**MATERIAL SUPPLIED**.
▼
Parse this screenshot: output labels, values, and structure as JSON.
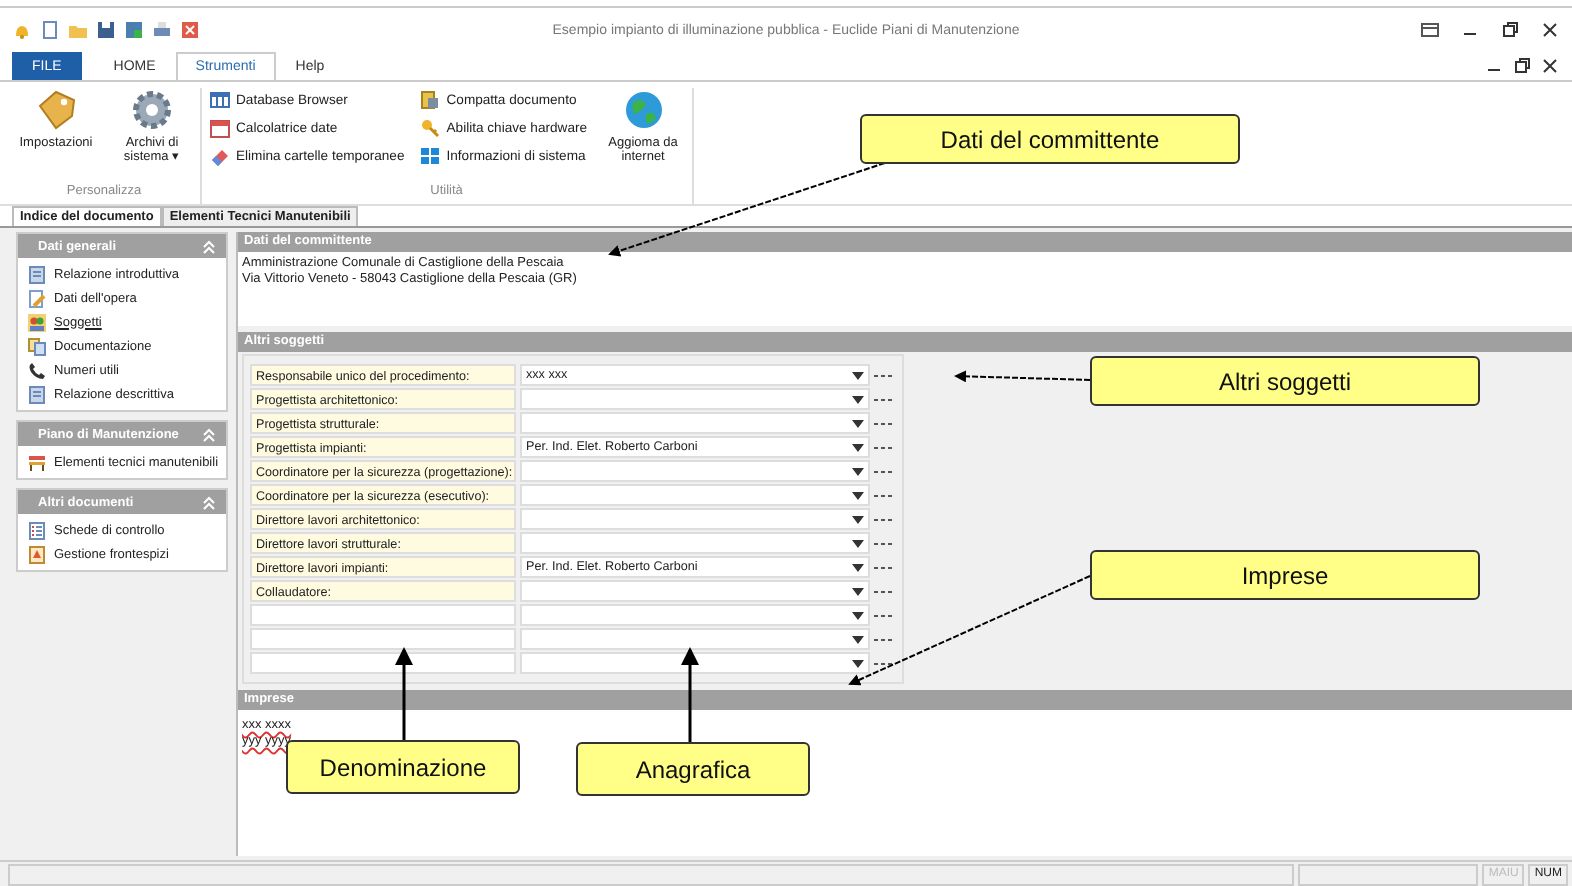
{
  "window": {
    "title": "Esempio impianto di illuminazione pubblica - Euclide Piani di Manutenzione"
  },
  "ribbon_tabs": [
    {
      "label": "FILE",
      "kind": "file",
      "selected": false
    },
    {
      "label": "HOME",
      "kind": "tab",
      "selected": false
    },
    {
      "label": "Strumenti",
      "kind": "tab",
      "selected": true
    },
    {
      "label": "Help",
      "kind": "tab",
      "selected": false
    }
  ],
  "ribbon_groups": [
    {
      "label": "Personalizza",
      "items": [
        {
          "label": "Impostazioni",
          "kind": "large"
        },
        {
          "label": "Archivi di sistema ▾",
          "kind": "large"
        }
      ]
    },
    {
      "label": "Utilità",
      "items": [
        {
          "label": "Database Browser",
          "kind": "small"
        },
        {
          "label": "Calcolatrice date",
          "kind": "small"
        },
        {
          "label": "Elimina cartelle temporanee",
          "kind": "small"
        },
        {
          "label": "Compatta documento",
          "kind": "small"
        },
        {
          "label": "Abilita chiave hardware",
          "kind": "small"
        },
        {
          "label": "Informazioni di sistema",
          "kind": "small"
        },
        {
          "label": "Aggioma da internet",
          "kind": "large"
        }
      ]
    }
  ],
  "document_tabs": [
    {
      "label": "Indice del documento",
      "selected": true
    },
    {
      "label": "Elementi Tecnici Manutenibili",
      "selected": false
    }
  ],
  "sidebar": {
    "sections": [
      {
        "title": "Dati generali",
        "items": [
          {
            "label": "Relazione introduttiva",
            "selected": false
          },
          {
            "label": "Dati dell'opera",
            "selected": false
          },
          {
            "label": "Soggetti",
            "selected": true
          },
          {
            "label": "Documentazione",
            "selected": false
          },
          {
            "label": "Numeri utili",
            "selected": false
          },
          {
            "label": "Relazione descrittiva",
            "selected": false
          }
        ]
      },
      {
        "title": "Piano di Manutenzione",
        "items": [
          {
            "label": "Elementi tecnici manutenibili",
            "selected": false
          }
        ]
      },
      {
        "title": "Altri documenti",
        "items": [
          {
            "label": "Schede di controllo",
            "selected": false
          },
          {
            "label": "Gestione frontespizi",
            "selected": false
          }
        ]
      }
    ]
  },
  "committente": {
    "title": "Dati del committente",
    "lines": [
      "Amministrazione Comunale di Castiglione della Pescaia",
      "Via Vittorio Veneto - 58043 Castiglione della Pescaia (GR)"
    ]
  },
  "altri_soggetti": {
    "title": "Altri soggetti",
    "rows": [
      {
        "label": "Responsabile unico del procedimento:",
        "value": "xxx xxx"
      },
      {
        "label": "Progettista architettonico:"
      },
      {
        "label": "Progettista strutturale:"
      },
      {
        "label": "Progettista impianti:",
        "value": "Per. Ind. Elet. Roberto Carboni"
      },
      {
        "label": "Coordinatore per la sicurezza (progettazione):"
      },
      {
        "label": "Coordinatore per la sicurezza (esecutivo):"
      },
      {
        "label": "Direttore lavori architettonico:"
      },
      {
        "label": "Direttore lavori strutturale:"
      },
      {
        "label": "Direttore lavori impianti:",
        "value": "Per. Ind. Elet. Roberto Carboni"
      },
      {
        "label": "Collaudatore:"
      },
      {},
      {},
      {}
    ]
  },
  "imprese": {
    "title": "Imprese",
    "lines": [
      "xxx xxxx",
      "yyy yyyy"
    ]
  },
  "callouts": [
    {
      "label": "Dati del committente"
    },
    {
      "label": "Altri soggetti"
    },
    {
      "label": "Imprese"
    },
    {
      "label": "Denominazione"
    },
    {
      "label": "Anagrafica"
    }
  ],
  "status_bar": [
    {
      "label": "MAIU",
      "disabled": true
    },
    {
      "label": "NUM",
      "disabled": false
    }
  ]
}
▲
**TASK INSTRUCTIONS**.
Find every line that has "impianti" in it, then return those lines.

**SOLUTION FOR THIS EXERCISE**.
        "label": "Progettista impianti:",
        "label": "Direttore lavori impianti:",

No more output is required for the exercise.